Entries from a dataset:
------------------------------------
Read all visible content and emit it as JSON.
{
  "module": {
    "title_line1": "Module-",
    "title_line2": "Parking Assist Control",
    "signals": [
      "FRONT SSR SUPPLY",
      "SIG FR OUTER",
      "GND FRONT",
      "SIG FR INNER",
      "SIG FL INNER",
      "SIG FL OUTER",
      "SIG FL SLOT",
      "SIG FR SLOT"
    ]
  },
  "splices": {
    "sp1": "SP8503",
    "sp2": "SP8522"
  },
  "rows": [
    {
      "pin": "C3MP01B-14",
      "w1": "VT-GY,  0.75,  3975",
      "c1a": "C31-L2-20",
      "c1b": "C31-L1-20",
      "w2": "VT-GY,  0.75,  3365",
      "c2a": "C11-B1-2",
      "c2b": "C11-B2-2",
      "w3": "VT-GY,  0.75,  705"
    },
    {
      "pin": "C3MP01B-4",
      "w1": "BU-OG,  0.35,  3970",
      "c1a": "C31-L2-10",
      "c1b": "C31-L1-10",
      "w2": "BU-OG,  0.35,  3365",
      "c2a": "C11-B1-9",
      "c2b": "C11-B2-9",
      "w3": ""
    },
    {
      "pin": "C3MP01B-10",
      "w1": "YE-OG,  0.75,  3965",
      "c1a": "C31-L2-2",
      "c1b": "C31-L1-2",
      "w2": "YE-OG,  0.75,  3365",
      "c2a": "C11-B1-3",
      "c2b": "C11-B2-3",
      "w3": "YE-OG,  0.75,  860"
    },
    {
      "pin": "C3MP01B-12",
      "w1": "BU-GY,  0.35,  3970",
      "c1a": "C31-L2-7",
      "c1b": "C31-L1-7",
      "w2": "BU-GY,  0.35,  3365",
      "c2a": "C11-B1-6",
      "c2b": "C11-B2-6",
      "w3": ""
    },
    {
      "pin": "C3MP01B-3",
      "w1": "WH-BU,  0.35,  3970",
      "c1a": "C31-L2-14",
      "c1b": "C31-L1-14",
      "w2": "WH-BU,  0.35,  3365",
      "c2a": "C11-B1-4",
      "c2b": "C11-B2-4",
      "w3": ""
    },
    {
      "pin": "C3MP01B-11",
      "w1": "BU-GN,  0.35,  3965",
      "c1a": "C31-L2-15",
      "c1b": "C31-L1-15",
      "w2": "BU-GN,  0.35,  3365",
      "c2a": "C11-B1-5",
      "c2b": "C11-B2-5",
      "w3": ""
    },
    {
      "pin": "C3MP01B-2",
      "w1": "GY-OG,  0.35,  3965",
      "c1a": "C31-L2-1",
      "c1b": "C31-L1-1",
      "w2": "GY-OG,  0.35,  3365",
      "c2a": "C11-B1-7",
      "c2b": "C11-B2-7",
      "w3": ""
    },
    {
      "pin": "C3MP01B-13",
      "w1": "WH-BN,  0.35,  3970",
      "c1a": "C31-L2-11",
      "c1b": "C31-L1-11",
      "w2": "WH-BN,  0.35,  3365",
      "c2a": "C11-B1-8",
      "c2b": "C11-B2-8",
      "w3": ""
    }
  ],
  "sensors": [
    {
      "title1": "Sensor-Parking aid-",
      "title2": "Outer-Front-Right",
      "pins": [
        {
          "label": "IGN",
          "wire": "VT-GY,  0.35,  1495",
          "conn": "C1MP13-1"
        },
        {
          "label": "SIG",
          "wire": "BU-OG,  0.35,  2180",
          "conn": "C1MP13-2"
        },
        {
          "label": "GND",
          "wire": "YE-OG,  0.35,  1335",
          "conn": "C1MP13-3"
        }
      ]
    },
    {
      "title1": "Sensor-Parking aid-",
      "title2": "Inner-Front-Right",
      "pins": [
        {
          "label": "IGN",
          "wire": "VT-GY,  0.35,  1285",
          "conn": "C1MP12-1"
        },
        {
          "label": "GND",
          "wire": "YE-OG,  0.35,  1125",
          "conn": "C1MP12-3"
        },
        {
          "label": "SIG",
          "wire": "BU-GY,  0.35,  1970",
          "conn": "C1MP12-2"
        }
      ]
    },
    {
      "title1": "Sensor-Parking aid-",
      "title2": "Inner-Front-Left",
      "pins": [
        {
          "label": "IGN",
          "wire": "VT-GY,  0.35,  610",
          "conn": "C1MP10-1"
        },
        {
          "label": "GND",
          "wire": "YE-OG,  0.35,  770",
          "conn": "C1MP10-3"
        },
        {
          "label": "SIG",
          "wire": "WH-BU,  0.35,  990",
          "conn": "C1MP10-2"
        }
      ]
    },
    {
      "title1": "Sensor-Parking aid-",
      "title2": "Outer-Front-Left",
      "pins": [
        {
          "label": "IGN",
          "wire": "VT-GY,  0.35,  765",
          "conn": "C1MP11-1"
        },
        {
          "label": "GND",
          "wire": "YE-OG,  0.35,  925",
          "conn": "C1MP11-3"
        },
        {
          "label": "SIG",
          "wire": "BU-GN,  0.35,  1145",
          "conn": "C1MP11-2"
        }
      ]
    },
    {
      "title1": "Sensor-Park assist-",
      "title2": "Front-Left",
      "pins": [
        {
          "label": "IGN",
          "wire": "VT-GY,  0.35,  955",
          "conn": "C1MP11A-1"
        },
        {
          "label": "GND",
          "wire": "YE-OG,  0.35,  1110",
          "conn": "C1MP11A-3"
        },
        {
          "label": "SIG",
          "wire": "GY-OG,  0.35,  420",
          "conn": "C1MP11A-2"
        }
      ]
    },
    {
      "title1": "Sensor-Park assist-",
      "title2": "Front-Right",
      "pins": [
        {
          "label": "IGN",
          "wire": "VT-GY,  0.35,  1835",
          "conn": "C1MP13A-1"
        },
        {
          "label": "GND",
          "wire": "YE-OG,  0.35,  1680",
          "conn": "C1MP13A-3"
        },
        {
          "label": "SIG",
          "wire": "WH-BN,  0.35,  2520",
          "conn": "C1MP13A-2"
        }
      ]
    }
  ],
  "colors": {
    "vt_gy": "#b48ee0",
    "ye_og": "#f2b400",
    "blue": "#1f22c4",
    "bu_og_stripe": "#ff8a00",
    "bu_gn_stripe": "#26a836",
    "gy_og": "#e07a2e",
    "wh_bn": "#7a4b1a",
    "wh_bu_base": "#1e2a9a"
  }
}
------------------------------------
=== What is asked ===
Copy out all lines that carry the word "Right".

=== Solution for this exercise ===
      "title2": "Outer-Front-Right",
      "title2": "Inner-Front-Right",
      "title2": "Front-Right",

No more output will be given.